目標
接著回憶洛杉磯阿城的這篇文章往下續寫,從最後一句之後寫起。

原文
● ● ● ●
顧曉陽 :洛杉磯的鍾阿城,沒見過如此能說會道的哥們
文章來源: 路邊野花不採白不採2021-08-12 14:46:47
作家簡曆

顧曉陽,作家、導演。1982年畢業於中國人民大學中文係,1987年赴日本留學,1990年移居美國。作品有《洛杉磯蜂鳥》等,馮小剛電影《不見不散》編劇,電視劇《花開也有聲》導演。

 

原題

 

洛杉磯的鍾阿城

 
作者 :顧曉陽
 
 
阿城在洛杉磯,1994,倪軍攝
 
01
 
我剛到洛杉磯時,認識的人寥寥無幾。當時多多在加拿大,給了我阿城的電話。我沒車,不方便走動,就沒跟他聯係。多多一直想著這件事,過了些天又打電話問我見麵了沒有?我說沒呢。他說:“你快著跟他聯係呀!我都跟他說了,洛杉磯來了咱們一個哥們兒,肯定聊得來。”可我還是想等有了車再說。
● ● ● ●
所給材料
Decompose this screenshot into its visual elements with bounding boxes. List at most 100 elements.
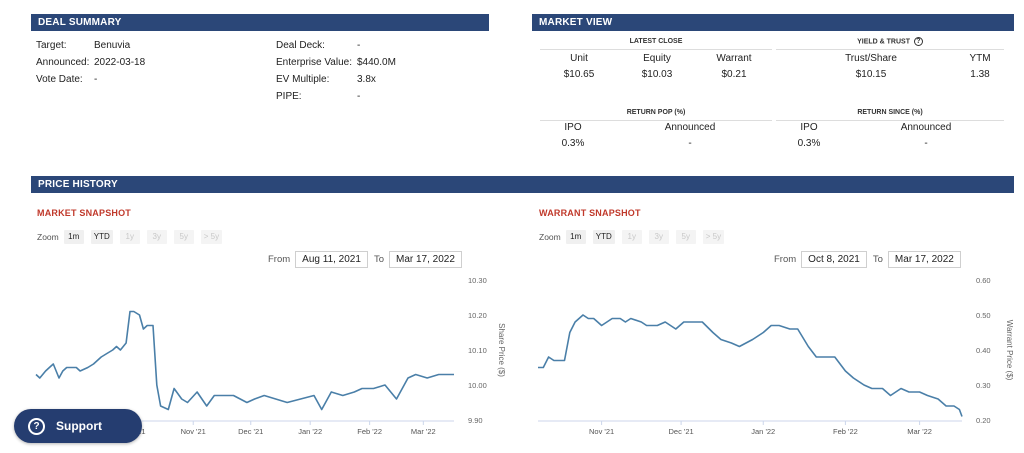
● ● ● ●
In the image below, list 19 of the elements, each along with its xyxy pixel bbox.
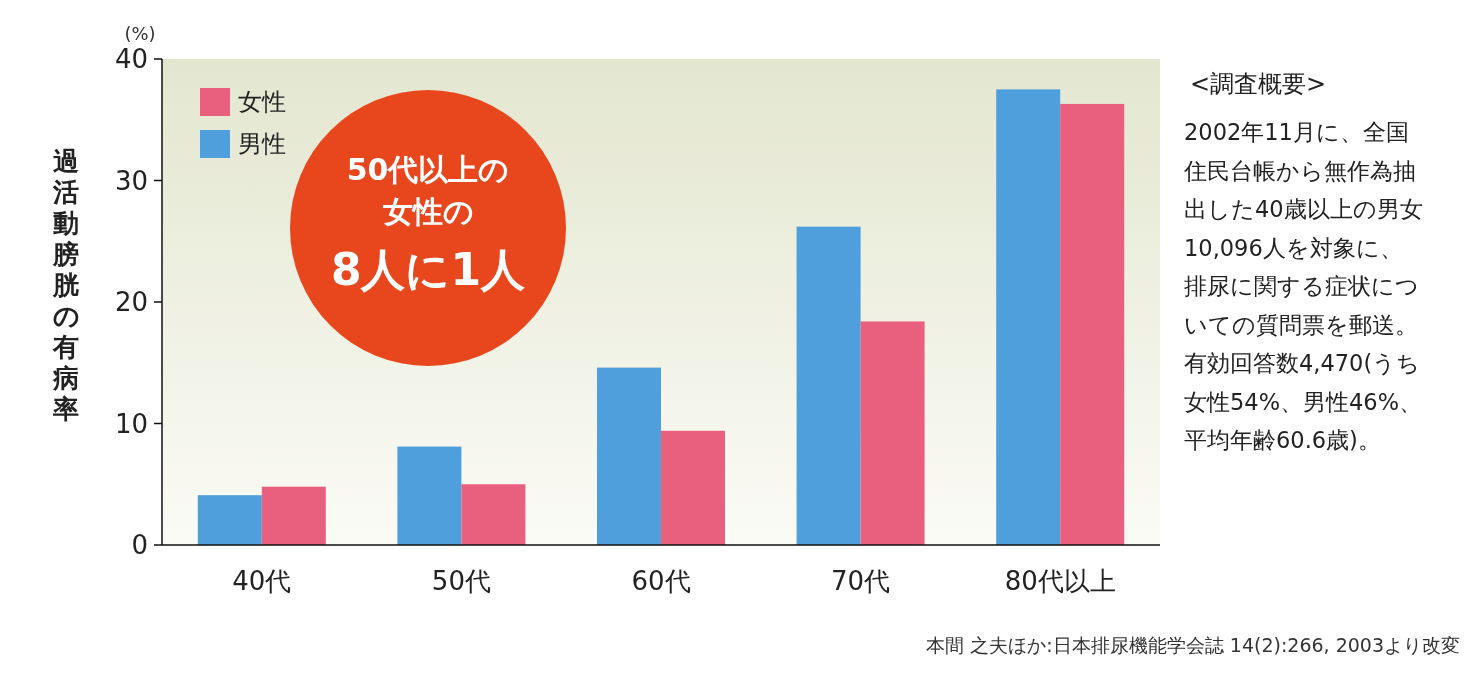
● ● ● ●
作答結果
 
那時洛杉磯有一個留學生組織的文化沙龍,骨幹十人上下,每次再邀些不同的人。有一晚沙龍活動,朝華開車把我拉去了,正好阿城在,還有吳天明。這是我第一次見阿城,跟想象中的不一樣,不像在北京聽他們說的那樣又幹又瘦,這年阿城四十出頭,雖說不上壯實,但身上有了肉,不全是骨頭。戴副圓眼鏡,寸頭,因為不是他主講,所以話不多,但偶爾插話都特逗。
 
9點多沙龍結束,阿城說他送我回家。坐在車上,不熟,也不知道說什麽。在高速路上開了一會,阿城說他家就在附近了,要不要去坐一下?好啊。於是車拐出出口。
 
這一坐不要緊,我算開了眼了,從來沒見過這麽能說、又把話說得這麽好的人(迄今也沒見過)。沒辦法找到恰當的比喻來形容,說像圖書館?是,阿城的腦袋就是一座圖書館。但圖書館的書再多,也是一本是一本,是死的,互相沒有關聯;阿城的腦袋把書都關聯起來了,書全部變成了活的。這才是真知識。如果大學教授全都這樣,早培養出不知道多少個諾貝爾獎得主了。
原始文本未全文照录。